[Bounding box entries]

=====

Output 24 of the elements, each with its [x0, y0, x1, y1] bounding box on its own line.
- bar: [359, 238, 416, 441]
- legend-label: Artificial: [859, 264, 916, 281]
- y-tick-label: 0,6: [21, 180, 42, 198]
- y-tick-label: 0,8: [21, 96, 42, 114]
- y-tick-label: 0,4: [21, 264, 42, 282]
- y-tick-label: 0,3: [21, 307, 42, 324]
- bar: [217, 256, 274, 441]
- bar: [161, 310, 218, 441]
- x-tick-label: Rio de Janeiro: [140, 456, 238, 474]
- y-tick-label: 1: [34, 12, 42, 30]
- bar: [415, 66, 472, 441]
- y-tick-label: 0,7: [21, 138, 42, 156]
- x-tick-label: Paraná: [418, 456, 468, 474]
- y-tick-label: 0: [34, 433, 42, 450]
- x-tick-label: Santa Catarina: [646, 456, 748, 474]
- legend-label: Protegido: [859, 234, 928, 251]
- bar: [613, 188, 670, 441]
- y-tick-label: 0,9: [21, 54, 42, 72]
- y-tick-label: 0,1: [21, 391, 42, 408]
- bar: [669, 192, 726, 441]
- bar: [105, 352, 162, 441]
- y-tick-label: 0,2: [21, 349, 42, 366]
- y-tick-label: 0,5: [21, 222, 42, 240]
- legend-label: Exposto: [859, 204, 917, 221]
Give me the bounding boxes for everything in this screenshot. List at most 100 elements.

=====

◆ **WRITTEN TASK**:
Give every line of the records above as a JSON list of strings, one string per line, with blank lines omitted.

◆ **SOLVED EXERCISE**:
[
  "Output 24 of the elements, each with its [x0, y0, x1, y1] bounding box on its own line.",
  "- bar: [359, 238, 416, 441]",
  "- legend-label: Artificial: [859, 264, 916, 281]",
  "- y-tick-label: 0,6: [21, 180, 42, 198]",
  "- y-tick-label: 0,8: [21, 96, 42, 114]",
  "- y-tick-label: 0,4: [21, 264, 42, 282]",
  "- y-tick-label: 0,3: [21, 307, 42, 324]",
  "- bar: [217, 256, 274, 441]",
  "- bar: [161, 310, 218, 441]",
  "- x-tick-label: Rio de Janeiro: [140, 456, 238, 474]",
  "- y-tick-label: 1: [34, 12, 42, 30]",
  "- bar: [415, 66, 472, 441]",
  "- y-tick-label: 0,7: [21, 138, 42, 156]",
  "- x-tick-label: Paraná: [418, 456, 468, 474]",
  "- y-tick-label: 0: [34, 433, 42, 450]",
  "- x-tick-label: Santa Catarina: [646, 456, 748, 474]",
  "- legend-label: Protegido: [859, 234, 928, 251]",
  "- bar: [613, 188, 670, 441]",
  "- y-tick-label: 0,9: [21, 54, 42, 72]",
  "- y-tick-label: 0,1: [21, 391, 42, 408]",
  "- bar: [669, 192, 726, 441]",
  "- bar: [105, 352, 162, 441]",
  "- y-tick-label: 0,2: [21, 349, 42, 366]",
  "- y-tick-label: 0,5: [21, 222, 42, 240]",
  "- legend-label: Exposto: [859, 204, 917, 221]",
  "Give me the bounding boxes for everything in this screenshot. List at most 100 elements."
]